_LISTED ENTRIES_.
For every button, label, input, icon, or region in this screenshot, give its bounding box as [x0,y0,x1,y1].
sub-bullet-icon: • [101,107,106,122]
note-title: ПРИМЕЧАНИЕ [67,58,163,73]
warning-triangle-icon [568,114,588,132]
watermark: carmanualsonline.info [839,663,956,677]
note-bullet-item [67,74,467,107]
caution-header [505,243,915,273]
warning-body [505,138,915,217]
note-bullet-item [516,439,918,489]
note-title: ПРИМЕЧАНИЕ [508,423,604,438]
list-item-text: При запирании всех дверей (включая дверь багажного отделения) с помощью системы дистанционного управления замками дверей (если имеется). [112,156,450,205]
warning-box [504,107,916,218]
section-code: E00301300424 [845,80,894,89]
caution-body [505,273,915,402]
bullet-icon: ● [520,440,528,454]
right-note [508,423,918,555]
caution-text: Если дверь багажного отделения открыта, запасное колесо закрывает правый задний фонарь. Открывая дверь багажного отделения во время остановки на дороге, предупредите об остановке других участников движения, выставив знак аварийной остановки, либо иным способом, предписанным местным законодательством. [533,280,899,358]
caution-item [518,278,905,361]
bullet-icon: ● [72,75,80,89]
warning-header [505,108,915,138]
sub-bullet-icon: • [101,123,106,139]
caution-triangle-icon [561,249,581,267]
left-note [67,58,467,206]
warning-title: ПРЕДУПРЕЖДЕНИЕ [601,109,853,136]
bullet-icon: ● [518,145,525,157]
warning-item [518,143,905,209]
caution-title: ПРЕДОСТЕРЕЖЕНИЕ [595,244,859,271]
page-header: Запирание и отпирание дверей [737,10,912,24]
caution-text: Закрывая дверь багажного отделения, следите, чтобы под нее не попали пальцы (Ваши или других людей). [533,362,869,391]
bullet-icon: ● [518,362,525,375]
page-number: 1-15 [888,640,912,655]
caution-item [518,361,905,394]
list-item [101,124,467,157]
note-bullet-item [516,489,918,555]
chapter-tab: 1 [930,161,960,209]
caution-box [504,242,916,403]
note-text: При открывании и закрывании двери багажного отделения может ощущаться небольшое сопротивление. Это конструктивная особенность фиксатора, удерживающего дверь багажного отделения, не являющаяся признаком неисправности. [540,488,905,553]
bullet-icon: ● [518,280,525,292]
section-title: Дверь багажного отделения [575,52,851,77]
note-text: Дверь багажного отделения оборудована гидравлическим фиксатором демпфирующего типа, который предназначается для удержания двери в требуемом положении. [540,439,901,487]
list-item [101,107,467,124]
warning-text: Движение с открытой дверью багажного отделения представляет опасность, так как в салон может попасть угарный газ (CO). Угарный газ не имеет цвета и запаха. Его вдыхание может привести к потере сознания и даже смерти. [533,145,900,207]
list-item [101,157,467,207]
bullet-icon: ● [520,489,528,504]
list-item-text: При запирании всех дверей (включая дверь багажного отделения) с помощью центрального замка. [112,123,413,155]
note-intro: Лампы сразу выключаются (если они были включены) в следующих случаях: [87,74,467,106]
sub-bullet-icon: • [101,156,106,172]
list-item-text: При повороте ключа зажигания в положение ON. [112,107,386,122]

_TASK TO COMPLETE_. Please extract every line from each of the records above and copy each one without any change.

_WORKED SOLUTION_.
For every button, label, input, icon, or region in this screenshot, give its bounding box as [x0,y0,x1,y1].
sub-bullet-icon: • [101,107,106,122]
note-title: ПРИМЕЧАНИЕ [67,58,163,73]
warning-triangle-icon [568,114,588,132]
watermark: carmanualsonline.info [839,663,956,677]
note-bullet-item [67,74,467,107]
caution-header [505,243,915,273]
warning-body [505,138,915,217]
note-bullet-item [516,439,918,489]
note-title: ПРИМЕЧАНИЕ [508,423,604,438]
list-item-text: При запирании всех дверей (включая дверь багажного отделения) с помощью системы дистанционного управления замками дверей (если имеется). [112,156,450,205]
warning-box [504,107,916,218]
section-code: E00301300424 [845,80,894,89]
caution-body [505,273,915,402]
bullet-icon: ● [520,440,528,454]
right-note [508,423,918,555]
caution-text: Если дверь багажного отделения открыта, запасное колесо закрывает правый задний фонарь. Открывая дверь багажного отделения во время остановки на дороге, предупредите об остановке других участников движения, выставив знак аварийной остановки, либо иным способом, предписанным местным законодательством. [533,280,899,358]
caution-item [518,278,905,361]
bullet-icon: ● [72,75,80,89]
warning-header [505,108,915,138]
sub-bullet-icon: • [101,123,106,139]
caution-triangle-icon [561,249,581,267]
left-note [67,58,467,206]
warning-title: ПРЕДУПРЕЖДЕНИЕ [601,109,853,136]
bullet-icon: ● [518,145,525,157]
warning-item [518,143,905,209]
caution-title: ПРЕДОСТЕРЕЖЕНИЕ [595,244,859,271]
page-header: Запирание и отпирание дверей [737,10,912,24]
caution-text: Закрывая дверь багажного отделения, следите, чтобы под нее не попали пальцы (Ваши или других людей). [533,362,869,391]
bullet-icon: ● [518,362,525,375]
page-number: 1-15 [888,640,912,655]
caution-item [518,361,905,394]
list-item [101,124,467,157]
note-bullet-item [516,489,918,555]
chapter-tab: 1 [930,161,960,209]
caution-box [504,242,916,403]
note-text: При открывании и закрывании двери багажного отделения может ощущаться небольшое сопротивление. Это конструктивная особенность фиксатора, удерживающего дверь багажного отделения, не являющаяся признаком неисправности. [540,488,905,553]
bullet-icon: ● [518,280,525,292]
section-title: Дверь багажного отделения [575,52,851,77]
note-text: Дверь багажного отделения оборудована гидравлическим фиксатором демпфирующего типа, который предназначается для удержания двери в требуемом положении. [540,439,901,487]
list-item [101,107,467,124]
warning-text: Движение с открытой дверью багажного отделения представляет опасность, так как в салон может попасть угарный газ (CO). Угарный газ не имеет цвета и запаха. Его вдыхание может привести к потере сознания и даже смерти. [533,145,900,207]
list-item [101,157,467,207]
bullet-icon: ● [520,489,528,504]
list-item-text: При запирании всех дверей (включая дверь багажного отделения) с помощью центрального замка. [112,123,413,155]
note-intro: Лампы сразу выключаются (если они были включены) в следующих случаях: [87,74,467,106]
sub-bullet-icon: • [101,156,106,172]
list-item-text: При повороте ключа зажигания в положение ON. [112,107,386,122]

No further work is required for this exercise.